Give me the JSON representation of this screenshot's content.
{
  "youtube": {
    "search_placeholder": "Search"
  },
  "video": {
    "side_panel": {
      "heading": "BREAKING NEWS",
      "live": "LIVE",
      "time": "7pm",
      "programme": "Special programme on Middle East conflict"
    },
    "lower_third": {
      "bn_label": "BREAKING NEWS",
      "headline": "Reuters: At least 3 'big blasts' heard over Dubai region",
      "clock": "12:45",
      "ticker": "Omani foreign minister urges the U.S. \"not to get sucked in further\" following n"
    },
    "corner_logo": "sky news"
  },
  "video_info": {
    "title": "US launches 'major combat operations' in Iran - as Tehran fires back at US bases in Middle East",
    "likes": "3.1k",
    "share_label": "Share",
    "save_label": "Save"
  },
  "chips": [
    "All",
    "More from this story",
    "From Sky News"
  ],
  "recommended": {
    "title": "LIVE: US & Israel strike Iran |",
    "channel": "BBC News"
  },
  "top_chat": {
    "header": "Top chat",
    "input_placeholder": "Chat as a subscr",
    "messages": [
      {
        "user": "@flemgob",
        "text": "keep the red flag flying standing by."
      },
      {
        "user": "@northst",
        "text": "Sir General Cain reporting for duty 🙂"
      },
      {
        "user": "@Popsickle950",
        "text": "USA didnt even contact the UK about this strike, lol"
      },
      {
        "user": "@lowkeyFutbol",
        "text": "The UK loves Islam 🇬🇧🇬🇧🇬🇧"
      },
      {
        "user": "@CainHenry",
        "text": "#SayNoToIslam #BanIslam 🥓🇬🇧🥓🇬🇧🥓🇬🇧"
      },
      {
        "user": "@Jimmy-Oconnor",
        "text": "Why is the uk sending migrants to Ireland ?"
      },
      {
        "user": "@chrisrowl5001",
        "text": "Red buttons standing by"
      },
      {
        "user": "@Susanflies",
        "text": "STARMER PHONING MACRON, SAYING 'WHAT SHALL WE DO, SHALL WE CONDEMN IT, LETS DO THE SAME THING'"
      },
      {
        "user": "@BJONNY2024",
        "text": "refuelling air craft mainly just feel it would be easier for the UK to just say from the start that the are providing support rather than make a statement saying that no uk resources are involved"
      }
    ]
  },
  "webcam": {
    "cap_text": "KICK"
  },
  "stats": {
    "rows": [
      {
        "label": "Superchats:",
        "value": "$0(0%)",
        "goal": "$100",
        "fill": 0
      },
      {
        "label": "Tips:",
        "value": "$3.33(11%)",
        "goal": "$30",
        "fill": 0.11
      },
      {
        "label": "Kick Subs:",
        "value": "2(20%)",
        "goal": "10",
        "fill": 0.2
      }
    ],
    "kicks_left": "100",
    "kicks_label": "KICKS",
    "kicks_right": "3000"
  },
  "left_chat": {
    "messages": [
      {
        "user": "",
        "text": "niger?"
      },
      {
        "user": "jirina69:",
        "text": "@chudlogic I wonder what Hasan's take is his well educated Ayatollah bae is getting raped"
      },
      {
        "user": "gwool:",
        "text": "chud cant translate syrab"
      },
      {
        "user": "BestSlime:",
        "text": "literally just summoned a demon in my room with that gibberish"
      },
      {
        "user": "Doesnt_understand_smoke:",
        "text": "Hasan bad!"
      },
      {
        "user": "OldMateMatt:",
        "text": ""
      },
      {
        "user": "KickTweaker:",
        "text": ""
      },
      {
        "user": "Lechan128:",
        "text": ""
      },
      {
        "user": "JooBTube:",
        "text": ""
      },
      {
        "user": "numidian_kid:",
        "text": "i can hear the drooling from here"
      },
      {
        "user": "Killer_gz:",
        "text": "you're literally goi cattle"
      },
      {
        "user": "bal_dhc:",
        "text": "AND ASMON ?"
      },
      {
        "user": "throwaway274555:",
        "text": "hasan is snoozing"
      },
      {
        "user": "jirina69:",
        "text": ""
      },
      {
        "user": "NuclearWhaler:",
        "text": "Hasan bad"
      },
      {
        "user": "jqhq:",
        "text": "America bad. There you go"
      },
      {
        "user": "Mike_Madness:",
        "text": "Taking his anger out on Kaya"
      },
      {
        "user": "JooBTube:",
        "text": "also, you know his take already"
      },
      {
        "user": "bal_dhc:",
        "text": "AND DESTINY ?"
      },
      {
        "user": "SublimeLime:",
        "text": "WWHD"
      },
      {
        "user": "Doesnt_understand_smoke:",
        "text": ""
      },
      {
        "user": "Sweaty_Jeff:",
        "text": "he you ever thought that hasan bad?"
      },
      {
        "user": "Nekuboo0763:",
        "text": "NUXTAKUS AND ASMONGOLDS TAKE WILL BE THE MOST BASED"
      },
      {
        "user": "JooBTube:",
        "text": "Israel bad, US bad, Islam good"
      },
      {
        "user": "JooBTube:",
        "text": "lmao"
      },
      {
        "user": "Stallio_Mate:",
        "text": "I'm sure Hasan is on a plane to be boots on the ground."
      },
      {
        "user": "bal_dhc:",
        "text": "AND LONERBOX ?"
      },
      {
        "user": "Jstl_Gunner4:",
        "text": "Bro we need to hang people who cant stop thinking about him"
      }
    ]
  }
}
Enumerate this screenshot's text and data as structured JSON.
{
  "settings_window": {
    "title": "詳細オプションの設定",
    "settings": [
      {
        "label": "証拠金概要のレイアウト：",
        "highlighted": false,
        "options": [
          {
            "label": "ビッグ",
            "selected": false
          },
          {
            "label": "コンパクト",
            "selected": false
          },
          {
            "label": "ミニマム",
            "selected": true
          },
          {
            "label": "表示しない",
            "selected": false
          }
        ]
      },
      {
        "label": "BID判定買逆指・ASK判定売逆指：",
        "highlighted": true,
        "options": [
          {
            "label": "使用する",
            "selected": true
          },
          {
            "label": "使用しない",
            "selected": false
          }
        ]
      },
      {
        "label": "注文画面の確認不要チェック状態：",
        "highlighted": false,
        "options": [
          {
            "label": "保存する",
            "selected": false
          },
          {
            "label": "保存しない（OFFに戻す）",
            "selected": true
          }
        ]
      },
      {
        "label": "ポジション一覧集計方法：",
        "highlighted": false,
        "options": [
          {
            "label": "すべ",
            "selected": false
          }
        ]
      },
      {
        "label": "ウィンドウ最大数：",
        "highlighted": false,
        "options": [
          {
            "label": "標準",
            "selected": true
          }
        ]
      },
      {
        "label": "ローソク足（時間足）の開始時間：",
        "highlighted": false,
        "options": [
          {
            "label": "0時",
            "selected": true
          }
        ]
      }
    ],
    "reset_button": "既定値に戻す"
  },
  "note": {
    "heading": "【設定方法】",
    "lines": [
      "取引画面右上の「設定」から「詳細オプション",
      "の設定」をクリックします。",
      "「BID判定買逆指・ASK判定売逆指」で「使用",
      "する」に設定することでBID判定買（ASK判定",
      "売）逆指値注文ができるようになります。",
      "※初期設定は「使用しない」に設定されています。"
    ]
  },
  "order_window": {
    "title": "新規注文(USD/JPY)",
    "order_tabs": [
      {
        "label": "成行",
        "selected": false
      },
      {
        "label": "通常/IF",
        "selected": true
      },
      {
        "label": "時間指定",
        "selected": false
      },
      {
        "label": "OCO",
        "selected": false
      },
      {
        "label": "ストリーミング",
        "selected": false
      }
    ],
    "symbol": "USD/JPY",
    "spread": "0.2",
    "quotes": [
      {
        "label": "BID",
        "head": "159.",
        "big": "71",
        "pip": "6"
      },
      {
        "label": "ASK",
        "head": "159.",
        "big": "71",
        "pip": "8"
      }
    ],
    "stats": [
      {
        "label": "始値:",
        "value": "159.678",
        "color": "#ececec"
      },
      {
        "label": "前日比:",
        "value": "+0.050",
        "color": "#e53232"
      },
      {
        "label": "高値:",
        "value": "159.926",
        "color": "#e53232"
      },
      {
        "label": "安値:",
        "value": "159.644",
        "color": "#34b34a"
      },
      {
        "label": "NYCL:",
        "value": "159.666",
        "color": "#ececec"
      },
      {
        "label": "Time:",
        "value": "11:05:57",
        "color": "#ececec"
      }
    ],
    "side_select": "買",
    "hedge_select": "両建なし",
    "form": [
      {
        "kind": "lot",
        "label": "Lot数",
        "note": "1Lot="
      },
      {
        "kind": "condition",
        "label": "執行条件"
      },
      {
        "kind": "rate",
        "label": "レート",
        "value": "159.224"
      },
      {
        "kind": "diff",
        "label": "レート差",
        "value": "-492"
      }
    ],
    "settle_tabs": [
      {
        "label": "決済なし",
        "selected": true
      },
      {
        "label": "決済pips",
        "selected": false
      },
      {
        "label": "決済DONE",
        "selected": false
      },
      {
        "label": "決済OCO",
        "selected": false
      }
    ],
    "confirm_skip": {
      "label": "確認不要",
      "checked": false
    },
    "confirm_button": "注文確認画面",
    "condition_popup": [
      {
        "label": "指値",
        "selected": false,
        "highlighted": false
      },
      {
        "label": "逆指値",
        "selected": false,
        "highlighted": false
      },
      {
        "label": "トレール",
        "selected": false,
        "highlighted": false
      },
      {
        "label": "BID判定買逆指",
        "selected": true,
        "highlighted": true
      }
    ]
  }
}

##############################

▶ _Request_: Say how many lines contain the string "heading", giving nothing but the count.

▶ _Solution to this task_: 2